▶ TASK DESCRIPTION: Return exactly the lines from the one containing "Output a JSON" through the last line of the records below, both included, and leave out any pictures.

——

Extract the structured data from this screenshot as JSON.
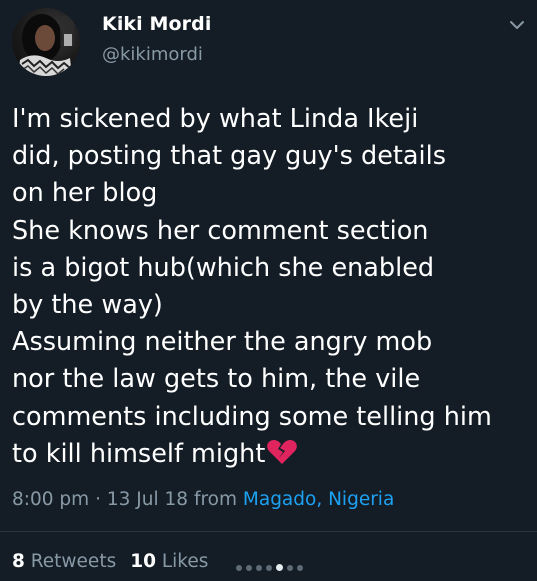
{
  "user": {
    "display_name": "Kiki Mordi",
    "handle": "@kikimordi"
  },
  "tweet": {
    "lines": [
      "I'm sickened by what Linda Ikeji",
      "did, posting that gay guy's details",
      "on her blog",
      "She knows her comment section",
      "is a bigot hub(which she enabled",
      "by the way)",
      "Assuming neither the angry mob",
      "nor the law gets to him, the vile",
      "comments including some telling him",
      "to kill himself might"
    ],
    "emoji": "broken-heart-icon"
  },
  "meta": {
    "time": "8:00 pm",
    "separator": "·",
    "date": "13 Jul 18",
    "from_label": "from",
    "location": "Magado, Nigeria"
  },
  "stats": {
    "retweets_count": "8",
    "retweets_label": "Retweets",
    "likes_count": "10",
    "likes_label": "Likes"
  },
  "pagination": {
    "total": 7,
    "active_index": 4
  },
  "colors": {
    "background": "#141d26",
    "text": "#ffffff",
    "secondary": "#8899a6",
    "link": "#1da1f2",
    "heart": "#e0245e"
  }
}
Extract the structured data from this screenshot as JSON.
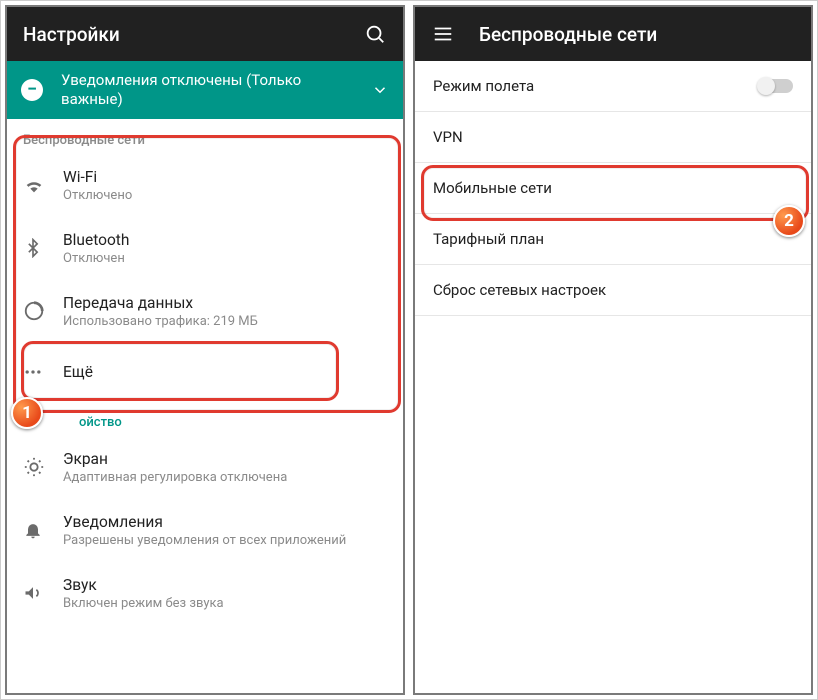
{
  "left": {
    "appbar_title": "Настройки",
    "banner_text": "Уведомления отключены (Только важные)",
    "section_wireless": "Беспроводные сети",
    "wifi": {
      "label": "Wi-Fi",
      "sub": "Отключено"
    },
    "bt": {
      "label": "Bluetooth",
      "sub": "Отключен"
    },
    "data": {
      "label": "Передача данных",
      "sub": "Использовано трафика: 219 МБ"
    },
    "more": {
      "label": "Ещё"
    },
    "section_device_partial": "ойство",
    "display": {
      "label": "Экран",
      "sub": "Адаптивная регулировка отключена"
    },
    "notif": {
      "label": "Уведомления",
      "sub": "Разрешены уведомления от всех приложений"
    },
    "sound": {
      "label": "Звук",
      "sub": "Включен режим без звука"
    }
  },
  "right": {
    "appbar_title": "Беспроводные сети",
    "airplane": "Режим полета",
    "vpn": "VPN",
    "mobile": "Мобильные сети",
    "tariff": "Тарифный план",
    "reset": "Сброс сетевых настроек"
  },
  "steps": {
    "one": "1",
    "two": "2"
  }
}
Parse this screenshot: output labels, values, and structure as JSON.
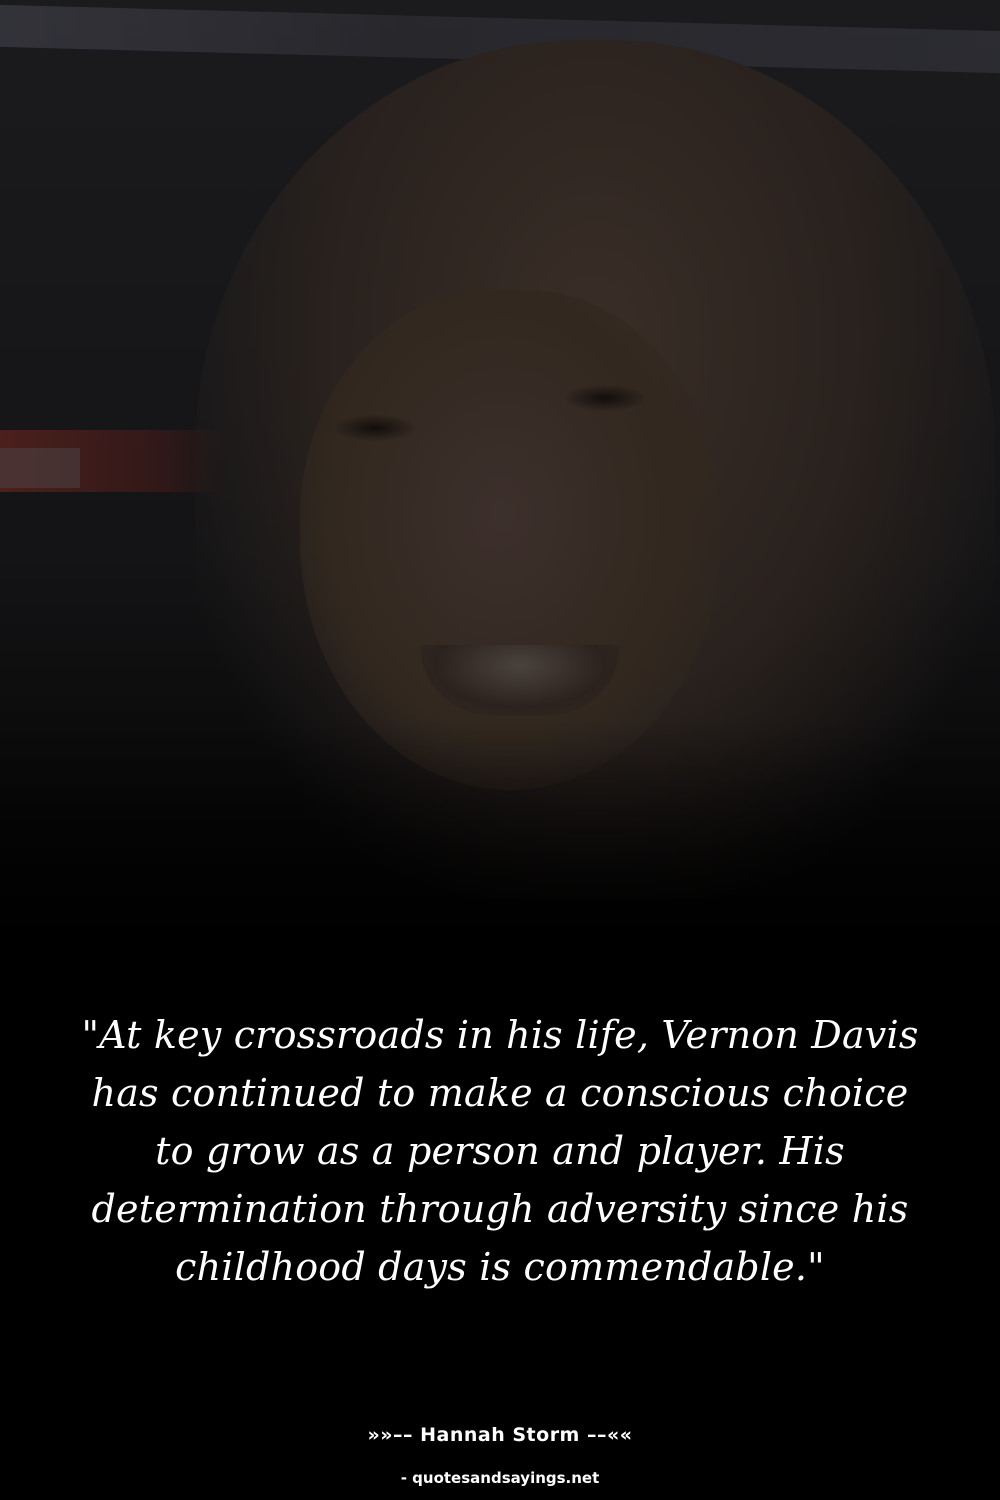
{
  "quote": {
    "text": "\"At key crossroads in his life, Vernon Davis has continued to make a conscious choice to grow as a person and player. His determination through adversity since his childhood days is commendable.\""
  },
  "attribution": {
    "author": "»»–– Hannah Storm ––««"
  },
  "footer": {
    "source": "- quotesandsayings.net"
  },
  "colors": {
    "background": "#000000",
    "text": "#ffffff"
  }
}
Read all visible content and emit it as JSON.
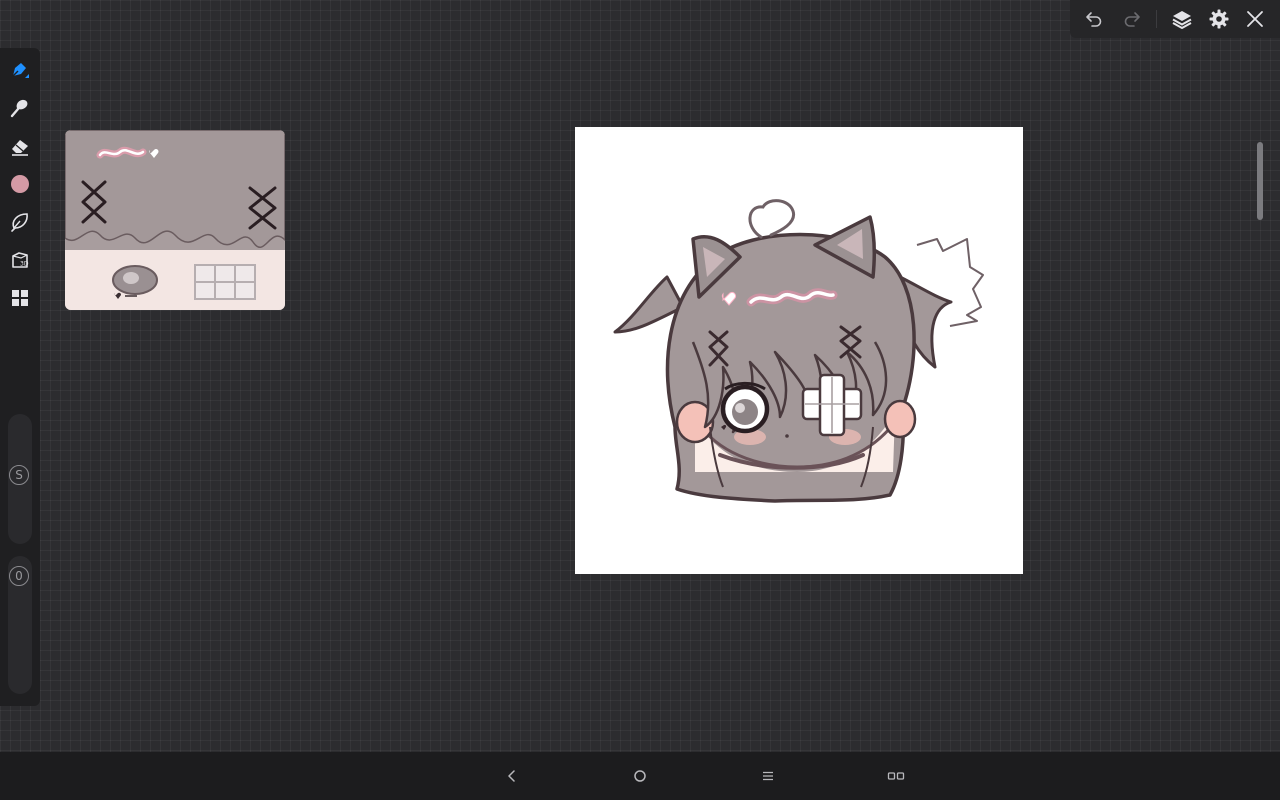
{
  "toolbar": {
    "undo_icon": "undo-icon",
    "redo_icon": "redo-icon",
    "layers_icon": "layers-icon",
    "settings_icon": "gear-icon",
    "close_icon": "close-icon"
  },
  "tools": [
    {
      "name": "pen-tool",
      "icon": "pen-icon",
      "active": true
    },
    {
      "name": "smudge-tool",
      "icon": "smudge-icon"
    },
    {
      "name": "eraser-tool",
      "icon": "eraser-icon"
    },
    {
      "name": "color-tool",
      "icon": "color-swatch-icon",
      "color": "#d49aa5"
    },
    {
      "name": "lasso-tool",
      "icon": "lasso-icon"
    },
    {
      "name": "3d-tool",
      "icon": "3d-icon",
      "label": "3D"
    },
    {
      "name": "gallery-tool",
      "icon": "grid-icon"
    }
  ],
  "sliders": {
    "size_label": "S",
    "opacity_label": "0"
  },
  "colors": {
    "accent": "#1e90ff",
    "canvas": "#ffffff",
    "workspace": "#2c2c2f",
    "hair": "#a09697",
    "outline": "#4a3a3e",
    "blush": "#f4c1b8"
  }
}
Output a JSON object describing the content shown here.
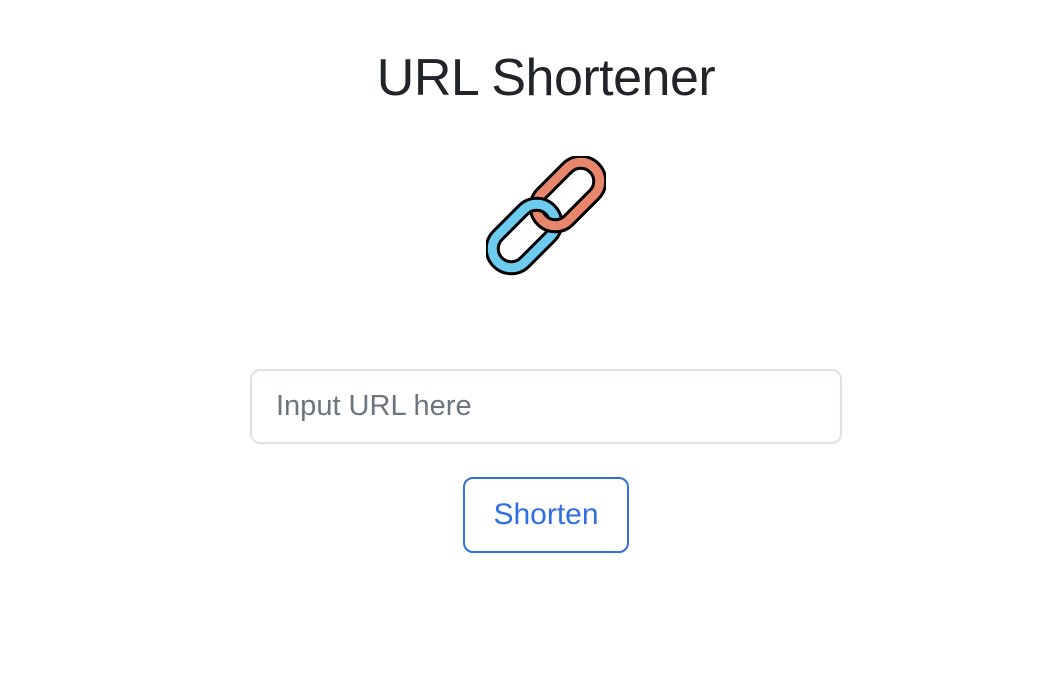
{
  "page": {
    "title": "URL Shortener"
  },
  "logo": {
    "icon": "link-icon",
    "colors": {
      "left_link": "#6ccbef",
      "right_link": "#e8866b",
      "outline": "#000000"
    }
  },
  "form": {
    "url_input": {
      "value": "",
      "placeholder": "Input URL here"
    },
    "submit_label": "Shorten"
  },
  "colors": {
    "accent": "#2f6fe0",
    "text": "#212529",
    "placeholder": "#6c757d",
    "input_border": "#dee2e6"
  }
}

——

▶ TASK ANSWER:
Output a JSON object describing the content shown here.
{
  "page": {
    "title": "URL Shortener"
  },
  "logo": {
    "icon": "link-icon",
    "colors": {
      "left_link": "#6ccbef",
      "right_link": "#e8866b",
      "outline": "#000000"
    }
  },
  "form": {
    "url_input": {
      "value": "",
      "placeholder": "Input URL here"
    },
    "submit_label": "Shorten"
  },
  "colors": {
    "accent": "#2f6fe0",
    "text": "#212529",
    "placeholder": "#6c757d",
    "input_border": "#dee2e6"
  }
}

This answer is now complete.